**AVAILABLE RECORDS**.
----

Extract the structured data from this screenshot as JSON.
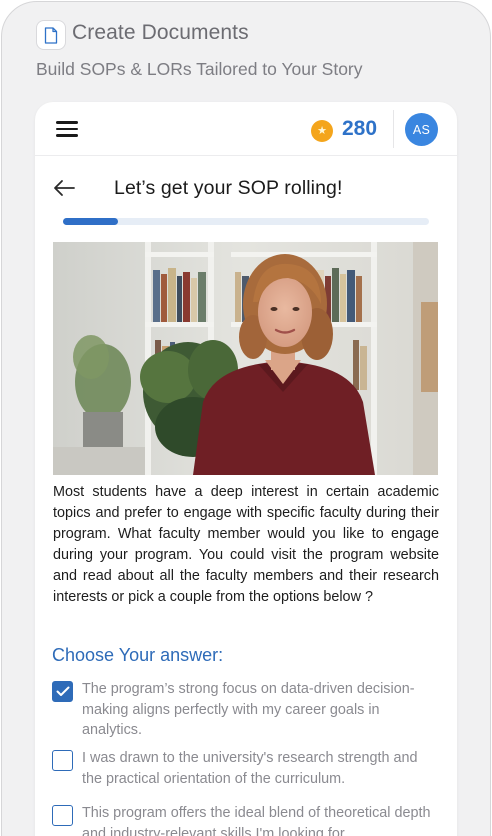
{
  "header": {
    "title": "Create Documents",
    "subtitle": "Build SOPs & LORs Tailored to Your Story"
  },
  "appbar": {
    "coin_count": "280",
    "avatar_initials": "AS",
    "accent_color": "#2e72c8",
    "coin_color": "#f4a51c"
  },
  "page": {
    "title": "Let’s get your SOP rolling!",
    "progress": 0.15
  },
  "question": {
    "text": "Most students have a deep interest in certain academic topics and prefer to engage with specific faculty during their program. What faculty member would you like to engage during your program. You could visit the program website and read about all the faculty members and their research interests or pick a couple from the options below ?"
  },
  "answers": {
    "label": "Choose Your answer:",
    "options": [
      {
        "text": "The program’s strong focus on data-driven decision-making aligns perfectly with my career goals in analytics.",
        "checked": true
      },
      {
        "text": "I was drawn to the university's research strength and the practical orientation of the curriculum.",
        "checked": false
      },
      {
        "text": "This program offers the ideal blend of theoretical depth and industry-relevant skills I'm looking for.",
        "checked": false
      }
    ]
  },
  "icons": {
    "header": "document-icon",
    "menu": "hamburger-menu-icon",
    "coin": "coin-star-icon",
    "back": "arrow-left-icon",
    "check": "checkmark-icon"
  }
}
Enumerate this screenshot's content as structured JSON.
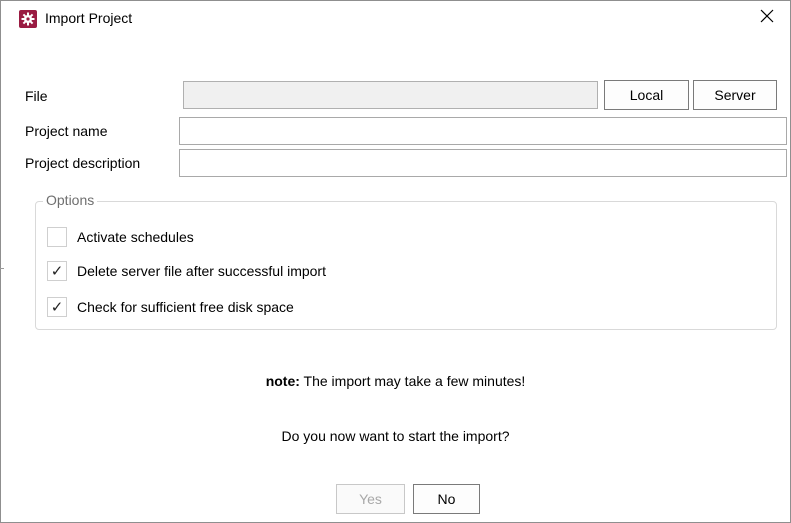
{
  "window": {
    "title": "Import Project",
    "icon": "gear-icon",
    "accent_color": "#9a1b42",
    "close_glyph": "✕"
  },
  "form": {
    "file_label": "File",
    "file_value": "",
    "local_button": "Local",
    "server_button": "Server",
    "project_name_label": "Project name",
    "project_name_value": "",
    "project_description_label": "Project description",
    "project_description_value": ""
  },
  "options": {
    "legend": "Options",
    "items": [
      {
        "label": "Activate schedules",
        "checked": false,
        "mark": ""
      },
      {
        "label": "Delete server file after successful import",
        "checked": true,
        "mark": "✓"
      },
      {
        "label": "Check for sufficient free disk space",
        "checked": true,
        "mark": "✓"
      }
    ]
  },
  "messages": {
    "note_prefix": "note:",
    "note_text": " The import may take a few minutes!",
    "question": "Do you now want to start the import?"
  },
  "buttons": {
    "yes": "Yes",
    "yes_enabled": false,
    "no": "No"
  }
}
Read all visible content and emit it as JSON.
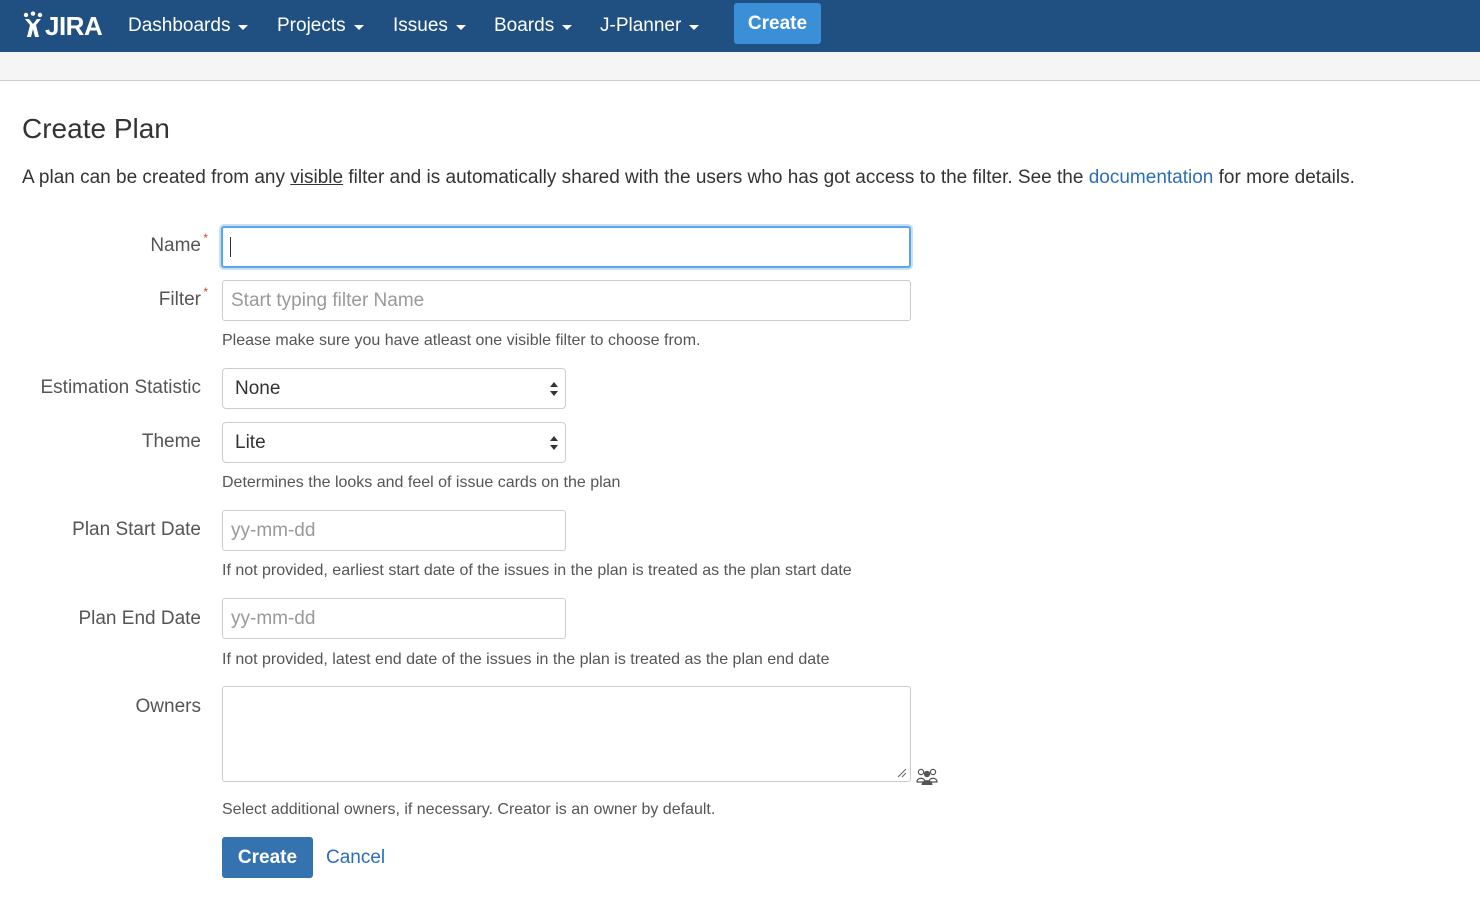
{
  "nav": {
    "logo": "JIRA",
    "items": [
      {
        "label": "Dashboards"
      },
      {
        "label": "Projects"
      },
      {
        "label": "Issues"
      },
      {
        "label": "Boards"
      },
      {
        "label": "J-Planner"
      }
    ],
    "create_label": "Create"
  },
  "page": {
    "title": "Create Plan",
    "intro_prefix": "A plan can be created from any ",
    "intro_underlined": "visible",
    "intro_middle": " filter and is automatically shared with the users who has got access to the filter. See the ",
    "intro_link": "documentation",
    "intro_suffix": " for more details."
  },
  "form": {
    "name": {
      "label": "Name",
      "required_mark": "*",
      "value": ""
    },
    "filter": {
      "label": "Filter",
      "required_mark": "*",
      "placeholder": "Start typing filter Name",
      "help": "Please make sure you have atleast one visible filter to choose from."
    },
    "estimation": {
      "label": "Estimation Statistic",
      "selected": "None"
    },
    "theme": {
      "label": "Theme",
      "selected": "Lite",
      "help": "Determines the looks and feel of issue cards on the plan"
    },
    "start_date": {
      "label": "Plan Start Date",
      "placeholder": "yy-mm-dd",
      "help": "If not provided, earliest start date of the issues in the plan is treated as the plan start date"
    },
    "end_date": {
      "label": "Plan End Date",
      "placeholder": "yy-mm-dd",
      "help": "If not provided, latest end date of the issues in the plan is treated as the plan end date"
    },
    "owners": {
      "label": "Owners",
      "icon": "user-picker-icon",
      "help": "Select additional owners, if necessary. Creator is an owner by default."
    },
    "submit_label": "Create",
    "cancel_label": "Cancel"
  },
  "colors": {
    "nav_bg": "#205081",
    "nav_create_bg": "#3b8fd6",
    "primary_button": "#3572b0",
    "link": "#2a6ebb",
    "required": "#d04437",
    "focus": "#5aa6e8"
  }
}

----

**WRITTEN INSTRUCTION**.
All the lines above are to be reproduced exactly, except the pictures.

**RESULT FOR THIS EXERCISE**.
Extract the structured data from this screenshot as JSON.
{
  "header": {
    "title": "Create Documents",
    "subtitle": "Build SOPs & LORs Tailored to Your Story"
  },
  "appbar": {
    "coin_count": "280",
    "avatar_initials": "AS",
    "accent_color": "#2e72c8",
    "coin_color": "#f4a51c"
  },
  "page": {
    "title": "Let’s get your SOP rolling!",
    "progress": 0.15
  },
  "question": {
    "text": "Most students have a deep interest in certain academic topics and prefer to engage with specific faculty during their program. What faculty member would you like to engage during your program. You could visit the program website and read about all the faculty members and their research interests or pick a couple from the options below ?"
  },
  "answers": {
    "label": "Choose Your answer:",
    "options": [
      {
        "text": "The program’s strong focus on data-driven decision-making aligns perfectly with my career goals in analytics.",
        "checked": true
      },
      {
        "text": "I was drawn to the university's research strength and the practical orientation of the curriculum.",
        "checked": false
      },
      {
        "text": "This program offers the ideal blend of theoretical depth and industry-relevant skills I'm looking for.",
        "checked": false
      }
    ]
  },
  "icons": {
    "header": "document-icon",
    "menu": "hamburger-menu-icon",
    "coin": "coin-star-icon",
    "back": "arrow-left-icon",
    "check": "checkmark-icon"
  }
}
Enumerate this screenshot's content as structured JSON.
{
  "window": {
    "title": "Import Project",
    "icon": "gear-icon",
    "accent_color": "#9a1b42",
    "close_glyph": "✕"
  },
  "form": {
    "file_label": "File",
    "file_value": "",
    "local_button": "Local",
    "server_button": "Server",
    "project_name_label": "Project name",
    "project_name_value": "",
    "project_description_label": "Project description",
    "project_description_value": ""
  },
  "options": {
    "legend": "Options",
    "items": [
      {
        "label": "Activate schedules",
        "checked": false,
        "mark": ""
      },
      {
        "label": "Delete server file after successful import",
        "checked": true,
        "mark": "✓"
      },
      {
        "label": "Check for sufficient free disk space",
        "checked": true,
        "mark": "✓"
      }
    ]
  },
  "messages": {
    "note_prefix": "note:",
    "note_text": " The import may take a few minutes!",
    "question": "Do you now want to start the import?"
  },
  "buttons": {
    "yes": "Yes",
    "yes_enabled": false,
    "no": "No"
  }
}
Read all visible content and emit it as JSON.
{
  "nav": {
    "logo": "JIRA",
    "items": [
      {
        "label": "Dashboards"
      },
      {
        "label": "Projects"
      },
      {
        "label": "Issues"
      },
      {
        "label": "Boards"
      },
      {
        "label": "J-Planner"
      }
    ],
    "create_label": "Create"
  },
  "page": {
    "title": "Create Plan",
    "intro_prefix": "A plan can be created from any ",
    "intro_underlined": "visible",
    "intro_middle": " filter and is automatically shared with the users who has got access to the filter. See the ",
    "intro_link": "documentation",
    "intro_suffix": " for more details."
  },
  "form": {
    "name": {
      "label": "Name",
      "required_mark": "*",
      "value": ""
    },
    "filter": {
      "label": "Filter",
      "required_mark": "*",
      "placeholder": "Start typing filter Name",
      "help": "Please make sure you have atleast one visible filter to choose from."
    },
    "estimation": {
      "label": "Estimation Statistic",
      "selected": "None"
    },
    "theme": {
      "label": "Theme",
      "selected": "Lite",
      "help": "Determines the looks and feel of issue cards on the plan"
    },
    "start_date": {
      "label": "Plan Start Date",
      "placeholder": "yy-mm-dd",
      "help": "If not provided, earliest start date of the issues in the plan is treated as the plan start date"
    },
    "end_date": {
      "label": "Plan End Date",
      "placeholder": "yy-mm-dd",
      "help": "If not provided, latest end date of the issues in the plan is treated as the plan end date"
    },
    "owners": {
      "label": "Owners",
      "icon": "user-picker-icon",
      "help": "Select additional owners, if necessary. Creator is an owner by default."
    },
    "submit_label": "Create",
    "cancel_label": "Cancel"
  },
  "colors": {
    "nav_bg": "#205081",
    "nav_create_bg": "#3b8fd6",
    "primary_button": "#3572b0",
    "link": "#2a6ebb",
    "required": "#d04437",
    "focus": "#5aa6e8"
  }
}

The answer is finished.